Aim ::
Retype each line exactly. Skip images.

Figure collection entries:
---
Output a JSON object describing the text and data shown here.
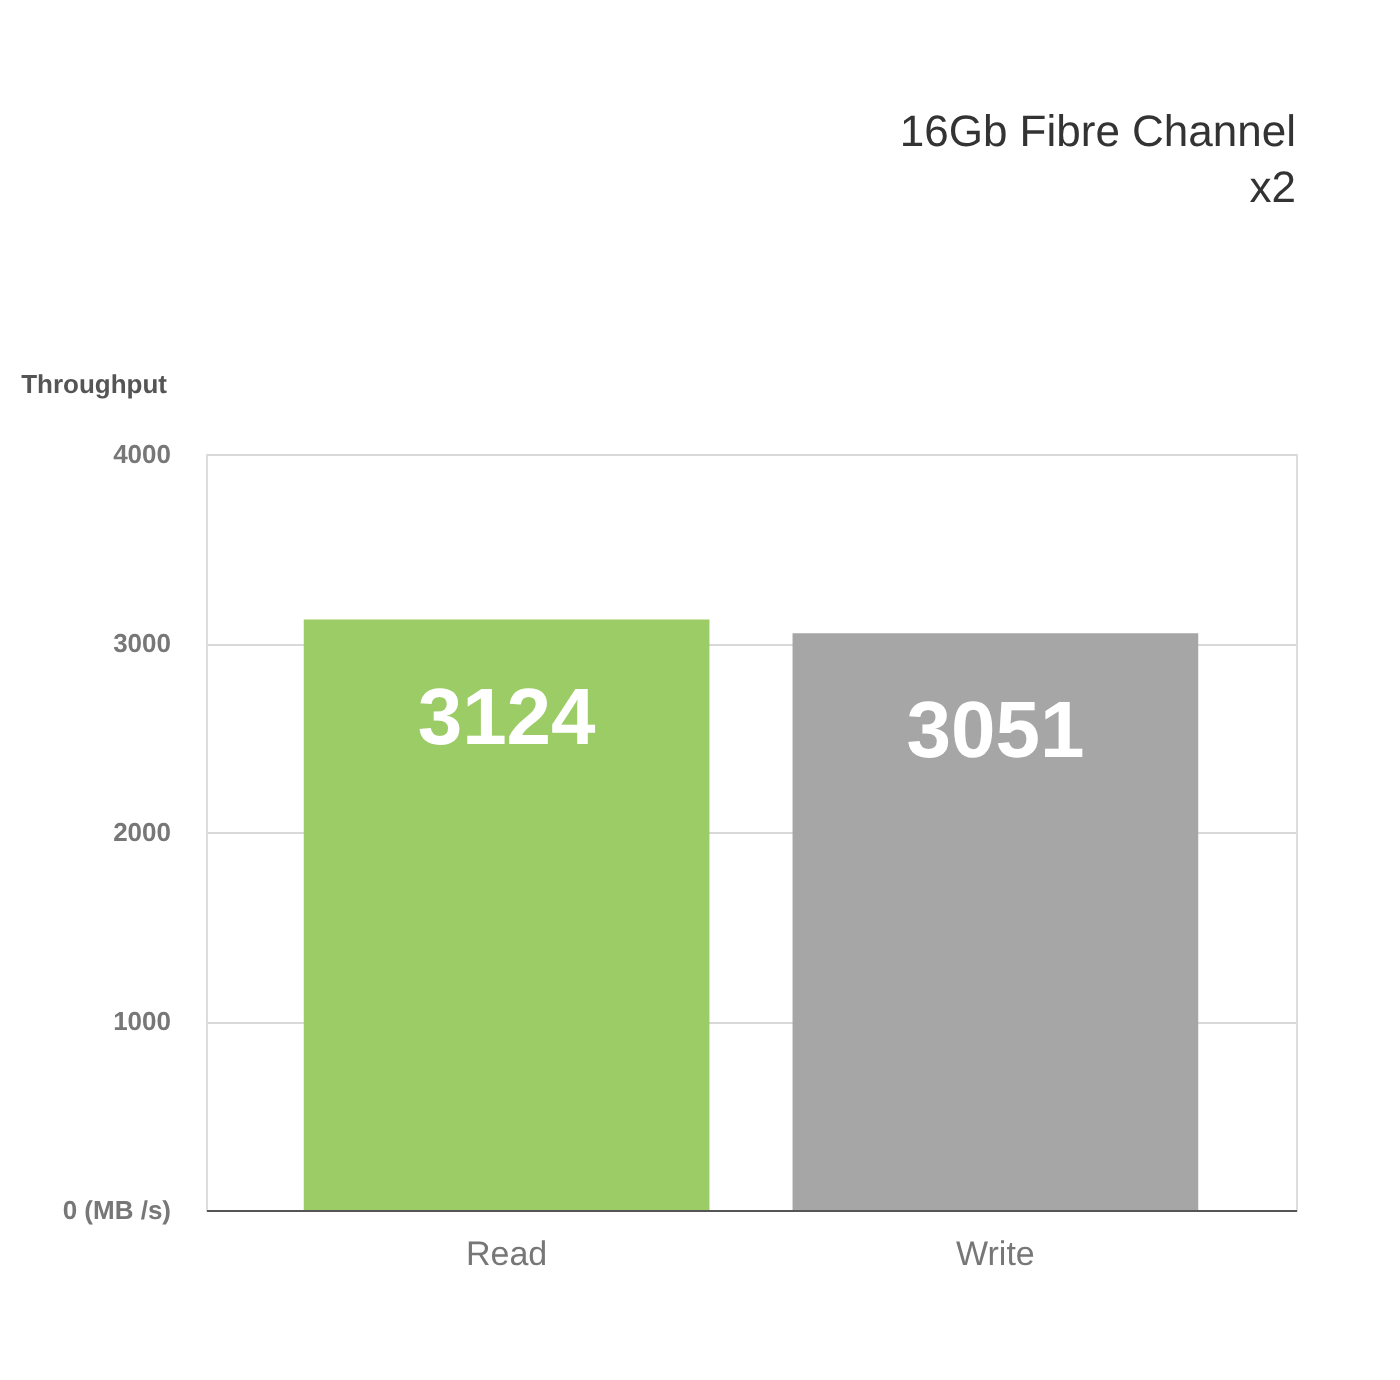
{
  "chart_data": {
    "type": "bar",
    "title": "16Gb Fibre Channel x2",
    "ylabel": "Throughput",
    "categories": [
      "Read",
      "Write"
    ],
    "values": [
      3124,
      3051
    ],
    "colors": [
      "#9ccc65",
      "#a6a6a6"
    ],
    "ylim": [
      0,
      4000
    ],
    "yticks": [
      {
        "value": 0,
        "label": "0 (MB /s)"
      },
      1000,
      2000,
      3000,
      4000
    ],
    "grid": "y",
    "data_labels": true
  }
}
---
Completed exercise ::
Output a JSON object describing the text and data shown here.
{
  "chart_data": {
    "type": "bar",
    "title": "16Gb Fibre Channel x2",
    "ylabel": "Throughput",
    "categories": [
      "Read",
      "Write"
    ],
    "values": [
      3124,
      3051
    ],
    "colors": [
      "#9ccc65",
      "#a6a6a6"
    ],
    "ylim": [
      0,
      4000
    ],
    "yticks": [
      {
        "value": 0,
        "label": "0 (MB /s)"
      },
      1000,
      2000,
      3000,
      4000
    ],
    "grid": "y",
    "data_labels": true
  }
}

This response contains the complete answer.